-- What you will do --
Reproduce every record below exactly as written, but leave out any pictures.

-- Provided material --
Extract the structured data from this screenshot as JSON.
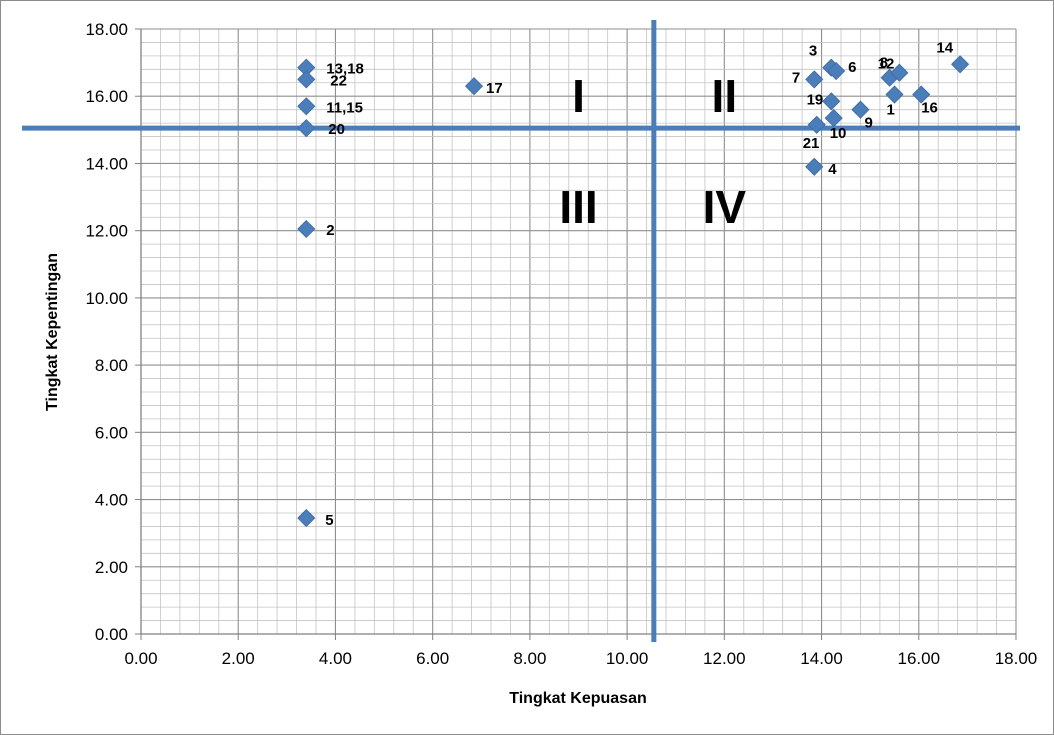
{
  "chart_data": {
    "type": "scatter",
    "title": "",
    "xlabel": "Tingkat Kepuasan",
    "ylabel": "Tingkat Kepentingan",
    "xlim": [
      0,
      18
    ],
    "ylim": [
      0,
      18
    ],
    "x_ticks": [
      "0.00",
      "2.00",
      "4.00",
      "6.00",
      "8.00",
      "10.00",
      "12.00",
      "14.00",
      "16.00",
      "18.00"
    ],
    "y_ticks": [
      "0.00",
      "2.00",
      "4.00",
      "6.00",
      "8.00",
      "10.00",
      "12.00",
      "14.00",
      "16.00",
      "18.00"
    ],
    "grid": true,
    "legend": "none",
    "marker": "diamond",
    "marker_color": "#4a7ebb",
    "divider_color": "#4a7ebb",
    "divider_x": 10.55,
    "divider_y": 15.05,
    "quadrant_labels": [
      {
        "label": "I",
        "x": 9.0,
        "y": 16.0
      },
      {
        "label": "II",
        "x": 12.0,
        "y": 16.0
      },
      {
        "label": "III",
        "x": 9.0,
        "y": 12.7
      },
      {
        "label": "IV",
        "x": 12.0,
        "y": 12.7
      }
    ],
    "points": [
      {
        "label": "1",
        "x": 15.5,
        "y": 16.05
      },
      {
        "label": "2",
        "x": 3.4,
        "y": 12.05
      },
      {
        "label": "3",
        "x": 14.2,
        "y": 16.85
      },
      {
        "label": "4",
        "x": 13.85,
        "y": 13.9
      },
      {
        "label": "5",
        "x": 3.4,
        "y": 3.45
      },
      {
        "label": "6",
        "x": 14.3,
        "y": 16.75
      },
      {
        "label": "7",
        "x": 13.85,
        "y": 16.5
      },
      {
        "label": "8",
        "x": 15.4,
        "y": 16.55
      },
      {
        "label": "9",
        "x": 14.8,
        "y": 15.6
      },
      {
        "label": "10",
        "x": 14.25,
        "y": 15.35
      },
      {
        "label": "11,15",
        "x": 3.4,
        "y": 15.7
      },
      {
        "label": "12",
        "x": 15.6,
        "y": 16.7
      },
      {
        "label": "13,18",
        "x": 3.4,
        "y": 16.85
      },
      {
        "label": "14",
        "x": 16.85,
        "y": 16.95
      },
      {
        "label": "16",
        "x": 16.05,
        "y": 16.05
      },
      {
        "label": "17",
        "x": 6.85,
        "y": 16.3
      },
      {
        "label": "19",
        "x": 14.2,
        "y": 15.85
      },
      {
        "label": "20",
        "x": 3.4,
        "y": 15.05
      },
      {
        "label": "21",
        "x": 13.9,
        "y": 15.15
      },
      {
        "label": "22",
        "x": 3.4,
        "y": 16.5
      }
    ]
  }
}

-- The reply --
Extract the structured data from this screenshot as JSON.
{
  "chart_data": {
    "type": "scatter",
    "title": "",
    "xlabel": "Tingkat Kepuasan",
    "ylabel": "Tingkat Kepentingan",
    "xlim": [
      0,
      18
    ],
    "ylim": [
      0,
      18
    ],
    "x_ticks": [
      "0.00",
      "2.00",
      "4.00",
      "6.00",
      "8.00",
      "10.00",
      "12.00",
      "14.00",
      "16.00",
      "18.00"
    ],
    "y_ticks": [
      "0.00",
      "2.00",
      "4.00",
      "6.00",
      "8.00",
      "10.00",
      "12.00",
      "14.00",
      "16.00",
      "18.00"
    ],
    "grid": true,
    "legend": "none",
    "marker": "diamond",
    "marker_color": "#4a7ebb",
    "divider_color": "#4a7ebb",
    "divider_x": 10.55,
    "divider_y": 15.05,
    "quadrant_labels": [
      {
        "label": "I",
        "x": 9.0,
        "y": 16.0
      },
      {
        "label": "II",
        "x": 12.0,
        "y": 16.0
      },
      {
        "label": "III",
        "x": 9.0,
        "y": 12.7
      },
      {
        "label": "IV",
        "x": 12.0,
        "y": 12.7
      }
    ],
    "points": [
      {
        "label": "1",
        "x": 15.5,
        "y": 16.05
      },
      {
        "label": "2",
        "x": 3.4,
        "y": 12.05
      },
      {
        "label": "3",
        "x": 14.2,
        "y": 16.85
      },
      {
        "label": "4",
        "x": 13.85,
        "y": 13.9
      },
      {
        "label": "5",
        "x": 3.4,
        "y": 3.45
      },
      {
        "label": "6",
        "x": 14.3,
        "y": 16.75
      },
      {
        "label": "7",
        "x": 13.85,
        "y": 16.5
      },
      {
        "label": "8",
        "x": 15.4,
        "y": 16.55
      },
      {
        "label": "9",
        "x": 14.8,
        "y": 15.6
      },
      {
        "label": "10",
        "x": 14.25,
        "y": 15.35
      },
      {
        "label": "11,15",
        "x": 3.4,
        "y": 15.7
      },
      {
        "label": "12",
        "x": 15.6,
        "y": 16.7
      },
      {
        "label": "13,18",
        "x": 3.4,
        "y": 16.85
      },
      {
        "label": "14",
        "x": 16.85,
        "y": 16.95
      },
      {
        "label": "16",
        "x": 16.05,
        "y": 16.05
      },
      {
        "label": "17",
        "x": 6.85,
        "y": 16.3
      },
      {
        "label": "19",
        "x": 14.2,
        "y": 15.85
      },
      {
        "label": "20",
        "x": 3.4,
        "y": 15.05
      },
      {
        "label": "21",
        "x": 13.9,
        "y": 15.15
      },
      {
        "label": "22",
        "x": 3.4,
        "y": 16.5
      }
    ]
  }
}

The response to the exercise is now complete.